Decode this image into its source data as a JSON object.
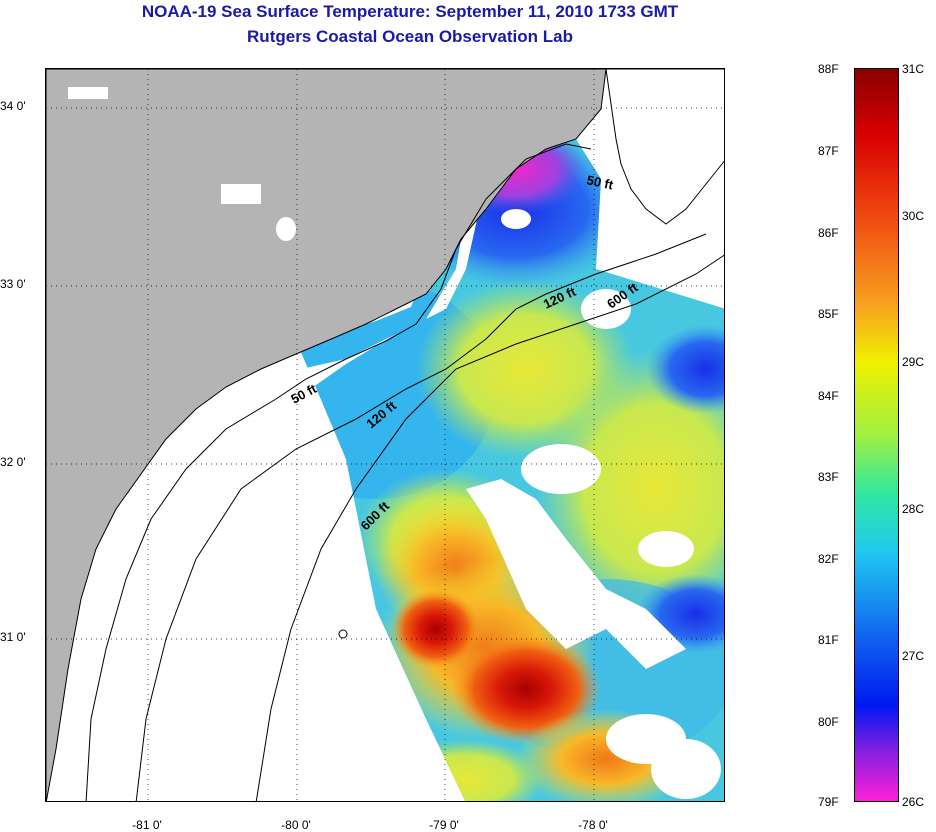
{
  "header": {
    "title": "NOAA-19 Sea Surface Temperature:  September 11, 2010 1733 GMT",
    "subtitle": "Rutgers Coastal Ocean Observation Lab"
  },
  "map": {
    "lat_labels": [
      "34 0'",
      "33 0'",
      "32 0'",
      "31 0'"
    ],
    "lon_labels": [
      "-81 0'",
      "-80 0'",
      "-79 0'",
      "-78 0'"
    ],
    "contour_labels": [
      "50 ft",
      "120 ft",
      "600 ft",
      "50 ft",
      "120 ft",
      "600 ft"
    ],
    "colors": {
      "land": "#b4b4b4",
      "no_data": "#ffffff",
      "contour": "#000000"
    }
  },
  "colorbar": {
    "fahrenheit_labels": [
      "88F",
      "87F",
      "86F",
      "85F",
      "84F",
      "83F",
      "82F",
      "81F",
      "80F",
      "79F"
    ],
    "celsius_labels": [
      "31C",
      "30C",
      "29C",
      "28C",
      "27C",
      "26C"
    ],
    "fahrenheit_range": [
      79,
      88
    ],
    "celsius_range": [
      26,
      31
    ]
  }
}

**Aim:**
Reproduce each line exactly as it appears, omitting the pictures.

**Right answer:**
Decode this image into its source data as a JSON object.
{
  "header": {
    "title": "NOAA-19 Sea Surface Temperature:  September 11, 2010 1733 GMT",
    "subtitle": "Rutgers Coastal Ocean Observation Lab"
  },
  "map": {
    "lat_labels": [
      "34 0'",
      "33 0'",
      "32 0'",
      "31 0'"
    ],
    "lon_labels": [
      "-81 0'",
      "-80 0'",
      "-79 0'",
      "-78 0'"
    ],
    "contour_labels": [
      "50 ft",
      "120 ft",
      "600 ft",
      "50 ft",
      "120 ft",
      "600 ft"
    ],
    "colors": {
      "land": "#b4b4b4",
      "no_data": "#ffffff",
      "contour": "#000000"
    }
  },
  "colorbar": {
    "fahrenheit_labels": [
      "88F",
      "87F",
      "86F",
      "85F",
      "84F",
      "83F",
      "82F",
      "81F",
      "80F",
      "79F"
    ],
    "celsius_labels": [
      "31C",
      "30C",
      "29C",
      "28C",
      "27C",
      "26C"
    ],
    "fahrenheit_range": [
      79,
      88
    ],
    "celsius_range": [
      26,
      31
    ]
  }
}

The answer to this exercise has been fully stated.